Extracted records
------------------------------------

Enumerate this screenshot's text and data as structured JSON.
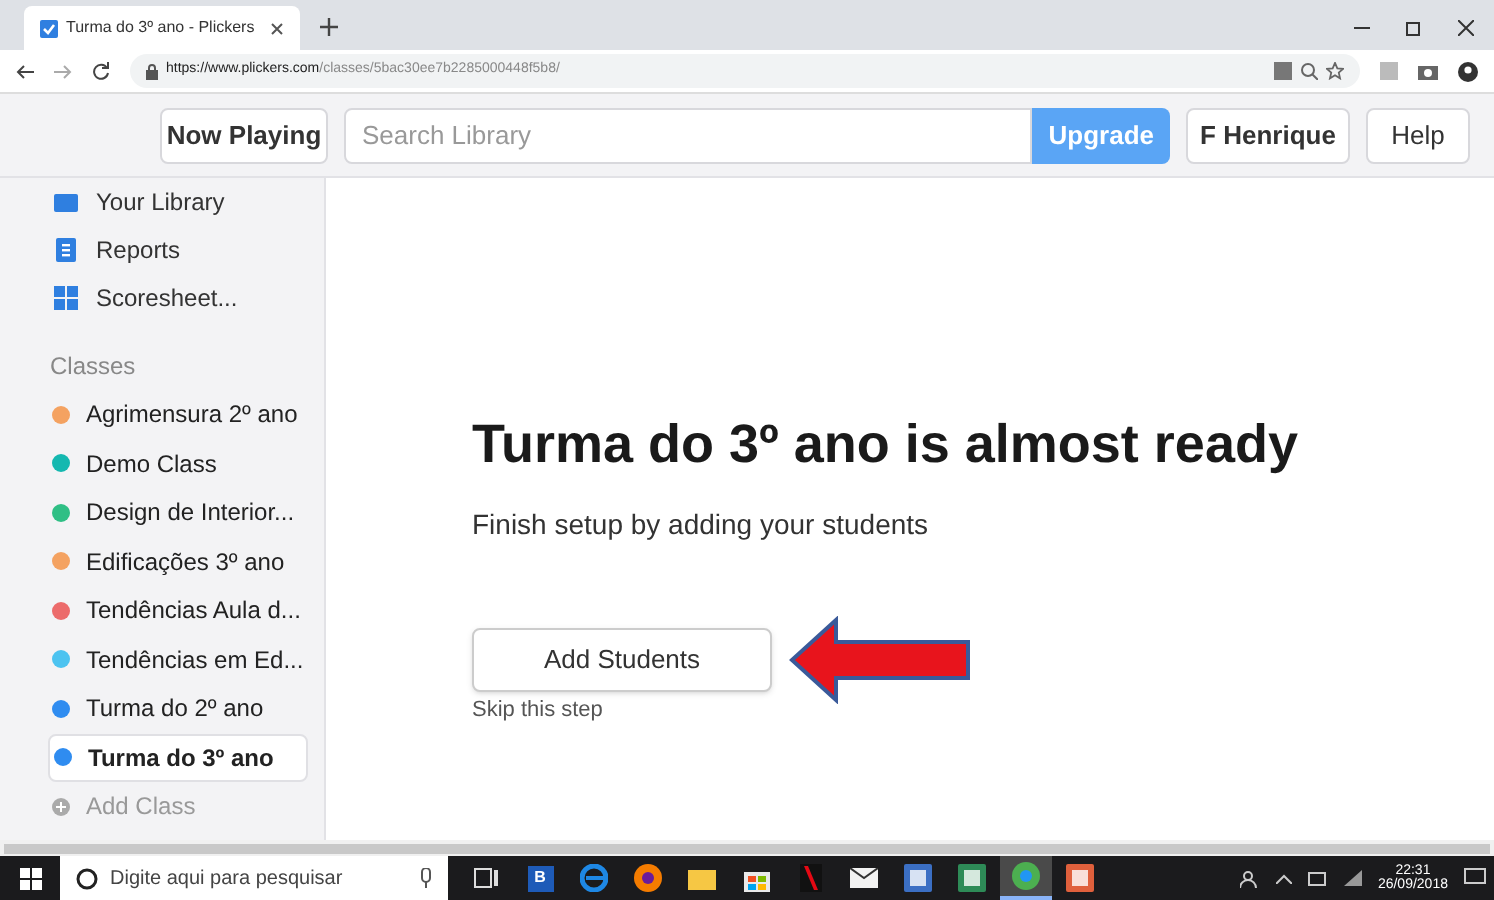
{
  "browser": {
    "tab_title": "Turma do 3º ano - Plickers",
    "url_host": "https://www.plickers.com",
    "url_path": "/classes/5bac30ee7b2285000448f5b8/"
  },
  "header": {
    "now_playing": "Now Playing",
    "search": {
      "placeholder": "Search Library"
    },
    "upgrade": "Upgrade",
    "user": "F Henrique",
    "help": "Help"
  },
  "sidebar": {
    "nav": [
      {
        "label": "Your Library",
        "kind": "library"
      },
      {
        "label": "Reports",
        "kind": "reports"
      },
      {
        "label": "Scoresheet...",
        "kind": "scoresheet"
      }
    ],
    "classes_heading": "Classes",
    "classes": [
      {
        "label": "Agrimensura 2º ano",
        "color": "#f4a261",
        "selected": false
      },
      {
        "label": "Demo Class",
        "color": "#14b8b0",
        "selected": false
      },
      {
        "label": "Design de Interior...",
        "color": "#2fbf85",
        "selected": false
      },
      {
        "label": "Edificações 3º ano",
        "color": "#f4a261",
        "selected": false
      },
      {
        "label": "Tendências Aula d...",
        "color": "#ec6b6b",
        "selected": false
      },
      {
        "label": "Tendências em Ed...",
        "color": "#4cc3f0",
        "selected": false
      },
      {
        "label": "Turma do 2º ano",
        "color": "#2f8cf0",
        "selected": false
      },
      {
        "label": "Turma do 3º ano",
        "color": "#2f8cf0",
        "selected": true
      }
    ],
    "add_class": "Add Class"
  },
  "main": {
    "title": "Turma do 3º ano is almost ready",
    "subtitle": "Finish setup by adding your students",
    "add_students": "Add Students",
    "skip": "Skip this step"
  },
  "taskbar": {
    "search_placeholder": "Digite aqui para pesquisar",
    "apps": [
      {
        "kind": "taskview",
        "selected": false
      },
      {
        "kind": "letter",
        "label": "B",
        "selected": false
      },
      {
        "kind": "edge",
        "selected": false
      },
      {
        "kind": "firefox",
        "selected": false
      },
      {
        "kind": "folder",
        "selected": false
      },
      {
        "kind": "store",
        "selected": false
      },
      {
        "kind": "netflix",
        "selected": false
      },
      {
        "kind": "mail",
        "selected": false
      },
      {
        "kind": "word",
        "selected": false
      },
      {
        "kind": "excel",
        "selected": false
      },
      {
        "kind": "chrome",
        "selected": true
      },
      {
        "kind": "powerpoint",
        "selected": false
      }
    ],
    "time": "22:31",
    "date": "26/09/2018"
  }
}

------------------------------------

Exercise description: Restate each of the entries above word for word and skip every image.

Correct output:
Enumerate this screenshot's text and data as structured JSON.
{
  "browser": {
    "tab_title": "Turma do 3º ano - Plickers",
    "url_host": "https://www.plickers.com",
    "url_path": "/classes/5bac30ee7b2285000448f5b8/"
  },
  "header": {
    "now_playing": "Now Playing",
    "search": {
      "placeholder": "Search Library"
    },
    "upgrade": "Upgrade",
    "user": "F Henrique",
    "help": "Help"
  },
  "sidebar": {
    "nav": [
      {
        "label": "Your Library",
        "kind": "library"
      },
      {
        "label": "Reports",
        "kind": "reports"
      },
      {
        "label": "Scoresheet...",
        "kind": "scoresheet"
      }
    ],
    "classes_heading": "Classes",
    "classes": [
      {
        "label": "Agrimensura 2º ano",
        "color": "#f4a261",
        "selected": false
      },
      {
        "label": "Demo Class",
        "color": "#14b8b0",
        "selected": false
      },
      {
        "label": "Design de Interior...",
        "color": "#2fbf85",
        "selected": false
      },
      {
        "label": "Edificações 3º ano",
        "color": "#f4a261",
        "selected": false
      },
      {
        "label": "Tendências Aula d...",
        "color": "#ec6b6b",
        "selected": false
      },
      {
        "label": "Tendências em Ed...",
        "color": "#4cc3f0",
        "selected": false
      },
      {
        "label": "Turma do 2º ano",
        "color": "#2f8cf0",
        "selected": false
      },
      {
        "label": "Turma do 3º ano",
        "color": "#2f8cf0",
        "selected": true
      }
    ],
    "add_class": "Add Class"
  },
  "main": {
    "title": "Turma do 3º ano is almost ready",
    "subtitle": "Finish setup by adding your students",
    "add_students": "Add Students",
    "skip": "Skip this step"
  },
  "taskbar": {
    "search_placeholder": "Digite aqui para pesquisar",
    "apps": [
      {
        "kind": "taskview",
        "selected": false
      },
      {
        "kind": "letter",
        "label": "B",
        "selected": false
      },
      {
        "kind": "edge",
        "selected": false
      },
      {
        "kind": "firefox",
        "selected": false
      },
      {
        "kind": "folder",
        "selected": false
      },
      {
        "kind": "store",
        "selected": false
      },
      {
        "kind": "netflix",
        "selected": false
      },
      {
        "kind": "mail",
        "selected": false
      },
      {
        "kind": "word",
        "selected": false
      },
      {
        "kind": "excel",
        "selected": false
      },
      {
        "kind": "chrome",
        "selected": true
      },
      {
        "kind": "powerpoint",
        "selected": false
      }
    ],
    "time": "22:31",
    "date": "26/09/2018"
  }
}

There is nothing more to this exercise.